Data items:
--------------------------------------------------
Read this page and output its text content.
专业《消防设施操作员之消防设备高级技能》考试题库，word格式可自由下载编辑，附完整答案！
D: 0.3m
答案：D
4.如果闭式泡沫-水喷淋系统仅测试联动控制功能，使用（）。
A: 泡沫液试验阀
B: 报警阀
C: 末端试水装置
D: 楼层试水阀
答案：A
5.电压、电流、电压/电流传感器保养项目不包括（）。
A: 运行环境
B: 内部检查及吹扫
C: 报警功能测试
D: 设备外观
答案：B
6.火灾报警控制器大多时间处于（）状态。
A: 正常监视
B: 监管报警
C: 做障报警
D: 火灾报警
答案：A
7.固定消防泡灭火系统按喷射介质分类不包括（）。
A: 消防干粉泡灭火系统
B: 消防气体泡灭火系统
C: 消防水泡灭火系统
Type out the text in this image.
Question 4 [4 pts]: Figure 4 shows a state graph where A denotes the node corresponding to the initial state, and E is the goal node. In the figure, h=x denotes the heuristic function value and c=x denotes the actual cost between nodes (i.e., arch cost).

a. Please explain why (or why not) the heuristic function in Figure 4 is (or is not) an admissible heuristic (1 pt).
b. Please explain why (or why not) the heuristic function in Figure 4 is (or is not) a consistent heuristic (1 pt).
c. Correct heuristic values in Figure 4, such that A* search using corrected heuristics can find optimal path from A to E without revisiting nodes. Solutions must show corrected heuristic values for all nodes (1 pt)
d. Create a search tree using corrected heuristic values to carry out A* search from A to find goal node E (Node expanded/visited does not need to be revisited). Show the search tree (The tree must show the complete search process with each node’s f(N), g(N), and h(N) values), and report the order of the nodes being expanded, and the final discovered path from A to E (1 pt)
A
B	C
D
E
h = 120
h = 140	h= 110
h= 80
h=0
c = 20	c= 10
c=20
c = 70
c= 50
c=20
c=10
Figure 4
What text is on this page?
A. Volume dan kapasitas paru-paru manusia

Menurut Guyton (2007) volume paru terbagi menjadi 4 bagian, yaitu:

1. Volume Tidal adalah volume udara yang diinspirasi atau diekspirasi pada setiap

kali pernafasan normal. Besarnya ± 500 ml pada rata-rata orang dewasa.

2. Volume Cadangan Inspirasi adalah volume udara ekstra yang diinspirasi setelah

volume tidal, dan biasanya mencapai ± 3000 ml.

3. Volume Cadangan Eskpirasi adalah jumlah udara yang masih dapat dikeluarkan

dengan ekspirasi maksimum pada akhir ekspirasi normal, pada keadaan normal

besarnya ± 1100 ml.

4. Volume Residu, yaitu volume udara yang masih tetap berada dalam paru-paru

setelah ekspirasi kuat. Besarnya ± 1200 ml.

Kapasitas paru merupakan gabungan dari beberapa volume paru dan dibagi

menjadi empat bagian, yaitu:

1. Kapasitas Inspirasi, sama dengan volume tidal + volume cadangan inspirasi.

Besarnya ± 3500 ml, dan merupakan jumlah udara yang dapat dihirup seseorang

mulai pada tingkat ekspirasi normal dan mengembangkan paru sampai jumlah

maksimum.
--------------------------------------------------
— Direction —
Copy every line from the entries that contains the word "yaitu".

— Response to the task —
Menurut Guyton (2007) volume paru terbagi menjadi 4 bagian, yaitu:
4. Volume Residu, yaitu volume udara yang masih tetap berada dalam paru-paru
menjadi empat bagian, yaitu:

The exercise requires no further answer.